▶ _Written instruction_
Copy out each line of the listing that has the word "设等差数列" in it.

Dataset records

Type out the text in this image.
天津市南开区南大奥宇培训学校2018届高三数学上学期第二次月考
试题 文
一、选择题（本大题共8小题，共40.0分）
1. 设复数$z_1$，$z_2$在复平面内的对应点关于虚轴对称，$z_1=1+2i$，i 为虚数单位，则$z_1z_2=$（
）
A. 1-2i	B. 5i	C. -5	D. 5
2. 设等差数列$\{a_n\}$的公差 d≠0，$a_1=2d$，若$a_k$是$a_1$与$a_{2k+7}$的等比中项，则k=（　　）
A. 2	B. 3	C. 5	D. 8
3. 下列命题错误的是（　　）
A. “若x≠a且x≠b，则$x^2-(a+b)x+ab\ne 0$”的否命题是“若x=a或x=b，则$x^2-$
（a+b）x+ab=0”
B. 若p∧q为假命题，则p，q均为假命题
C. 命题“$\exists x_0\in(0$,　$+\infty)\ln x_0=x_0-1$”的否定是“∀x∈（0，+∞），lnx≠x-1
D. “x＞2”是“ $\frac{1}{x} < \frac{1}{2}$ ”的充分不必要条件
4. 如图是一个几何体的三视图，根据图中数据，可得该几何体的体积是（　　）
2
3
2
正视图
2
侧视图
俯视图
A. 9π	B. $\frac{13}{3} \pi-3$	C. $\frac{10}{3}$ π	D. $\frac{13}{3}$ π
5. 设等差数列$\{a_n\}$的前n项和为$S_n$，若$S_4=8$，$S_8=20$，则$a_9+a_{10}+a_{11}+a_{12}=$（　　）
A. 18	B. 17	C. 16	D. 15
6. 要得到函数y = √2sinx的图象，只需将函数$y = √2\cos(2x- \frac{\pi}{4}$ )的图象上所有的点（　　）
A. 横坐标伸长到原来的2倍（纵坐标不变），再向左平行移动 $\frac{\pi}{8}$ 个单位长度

▶ _The result_
2. 设等差数列$\{a_n\}$的公差 d≠0，$a_1=2d$，若$a_k$是$a_1$与$a_{2k+7}$的等比中项，则k=（　　）
5. 设等差数列$\{a_n\}$的前n项和为$S_n$，若$S_4=8$，$S_8=20$，则$a_9+a_{10}+a_{11}+a_{12}=$（　　）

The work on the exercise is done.